Problem to solve. Your task is to filter the data below down to the lines holding "JSON".

Dataset rows.

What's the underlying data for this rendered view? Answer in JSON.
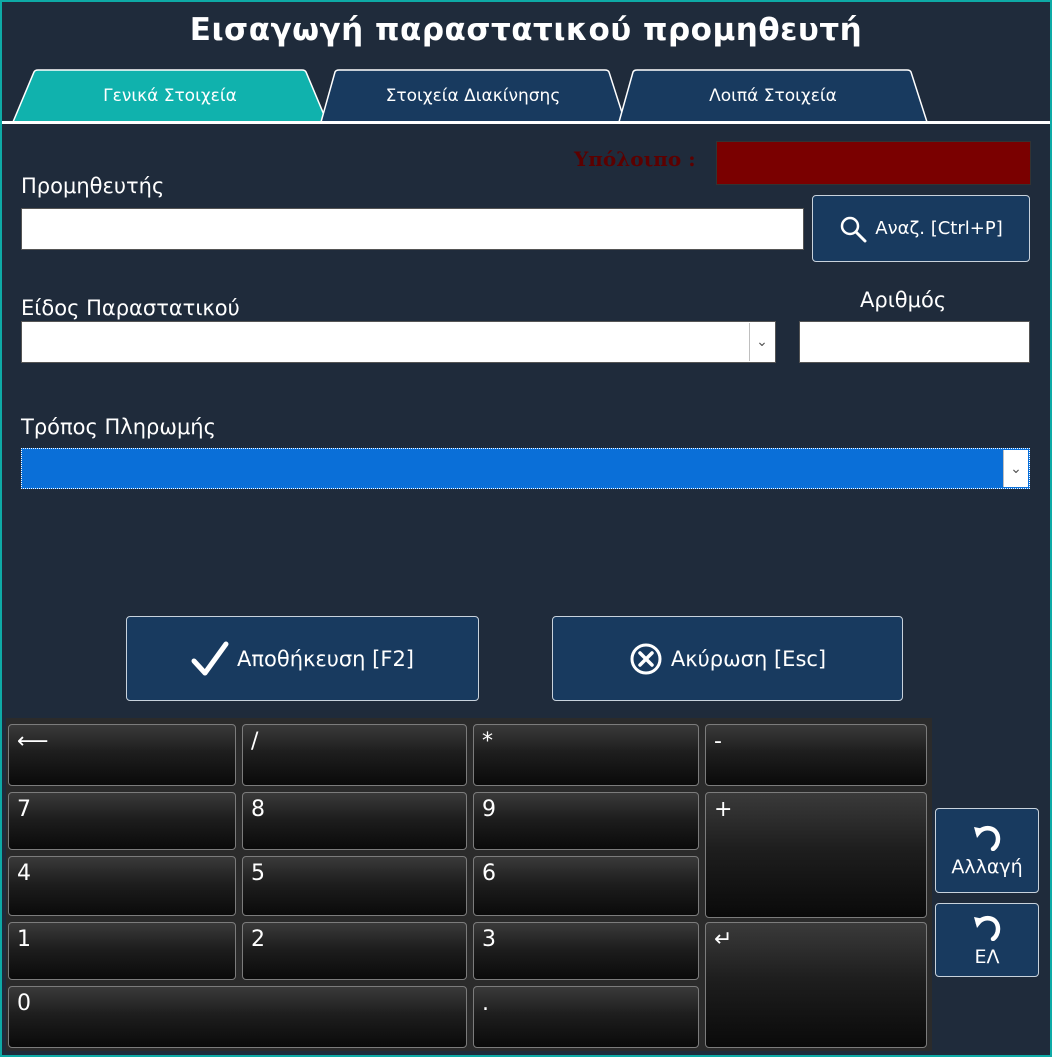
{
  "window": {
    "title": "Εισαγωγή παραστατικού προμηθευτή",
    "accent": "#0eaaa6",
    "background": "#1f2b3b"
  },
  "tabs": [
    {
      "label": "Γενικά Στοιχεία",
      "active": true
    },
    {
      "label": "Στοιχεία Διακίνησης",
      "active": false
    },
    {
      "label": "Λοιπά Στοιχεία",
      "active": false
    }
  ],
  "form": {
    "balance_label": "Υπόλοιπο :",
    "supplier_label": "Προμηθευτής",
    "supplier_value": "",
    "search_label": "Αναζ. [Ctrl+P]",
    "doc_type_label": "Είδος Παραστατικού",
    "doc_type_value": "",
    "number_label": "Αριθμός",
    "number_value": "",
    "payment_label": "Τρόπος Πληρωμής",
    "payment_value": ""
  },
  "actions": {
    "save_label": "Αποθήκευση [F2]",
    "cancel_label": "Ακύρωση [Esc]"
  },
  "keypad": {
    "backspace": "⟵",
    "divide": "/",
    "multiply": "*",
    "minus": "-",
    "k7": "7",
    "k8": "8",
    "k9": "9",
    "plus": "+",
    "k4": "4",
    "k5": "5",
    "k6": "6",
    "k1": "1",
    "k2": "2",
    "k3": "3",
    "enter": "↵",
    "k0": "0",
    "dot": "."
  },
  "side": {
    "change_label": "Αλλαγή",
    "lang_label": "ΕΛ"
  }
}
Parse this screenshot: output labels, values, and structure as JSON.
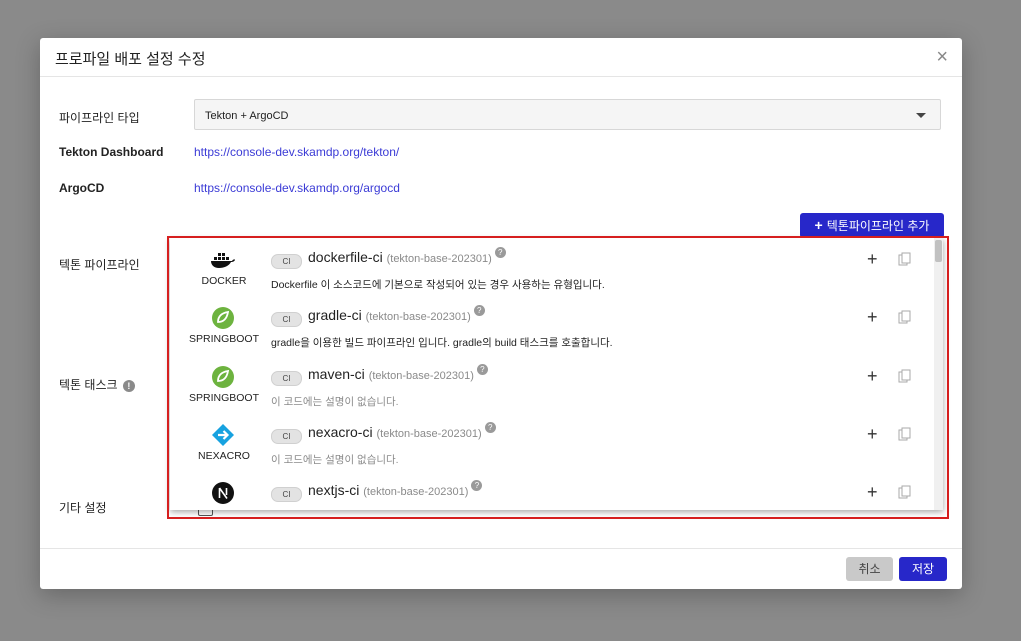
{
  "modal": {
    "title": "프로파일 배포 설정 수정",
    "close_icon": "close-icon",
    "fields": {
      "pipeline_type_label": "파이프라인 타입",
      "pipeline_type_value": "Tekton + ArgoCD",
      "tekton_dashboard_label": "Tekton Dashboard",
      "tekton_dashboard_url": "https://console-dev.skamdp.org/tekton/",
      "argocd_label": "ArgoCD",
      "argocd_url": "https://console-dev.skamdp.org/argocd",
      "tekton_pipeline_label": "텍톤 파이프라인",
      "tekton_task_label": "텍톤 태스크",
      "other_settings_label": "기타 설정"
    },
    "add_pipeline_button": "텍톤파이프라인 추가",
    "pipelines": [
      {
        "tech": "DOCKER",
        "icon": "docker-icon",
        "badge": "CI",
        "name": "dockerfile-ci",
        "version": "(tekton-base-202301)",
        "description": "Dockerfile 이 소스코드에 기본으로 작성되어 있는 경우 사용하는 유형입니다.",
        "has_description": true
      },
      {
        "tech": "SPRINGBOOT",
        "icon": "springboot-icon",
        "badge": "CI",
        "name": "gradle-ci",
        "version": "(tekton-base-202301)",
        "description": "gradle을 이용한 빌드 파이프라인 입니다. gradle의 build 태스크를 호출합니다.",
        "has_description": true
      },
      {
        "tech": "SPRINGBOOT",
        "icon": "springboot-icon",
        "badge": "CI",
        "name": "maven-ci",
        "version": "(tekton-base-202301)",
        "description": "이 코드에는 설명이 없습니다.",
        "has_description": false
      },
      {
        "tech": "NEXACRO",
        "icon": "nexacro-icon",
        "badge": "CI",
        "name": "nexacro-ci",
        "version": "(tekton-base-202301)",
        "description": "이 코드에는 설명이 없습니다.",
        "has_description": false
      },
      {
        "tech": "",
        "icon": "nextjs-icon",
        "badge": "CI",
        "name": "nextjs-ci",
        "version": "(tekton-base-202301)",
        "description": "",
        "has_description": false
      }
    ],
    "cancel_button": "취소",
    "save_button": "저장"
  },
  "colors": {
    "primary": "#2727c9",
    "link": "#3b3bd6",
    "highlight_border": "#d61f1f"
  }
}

Result of the exercise.
What's the underlying data for this rendered view? Answer in JSON.
Parse this screenshot: output labels, values, and structure as JSON.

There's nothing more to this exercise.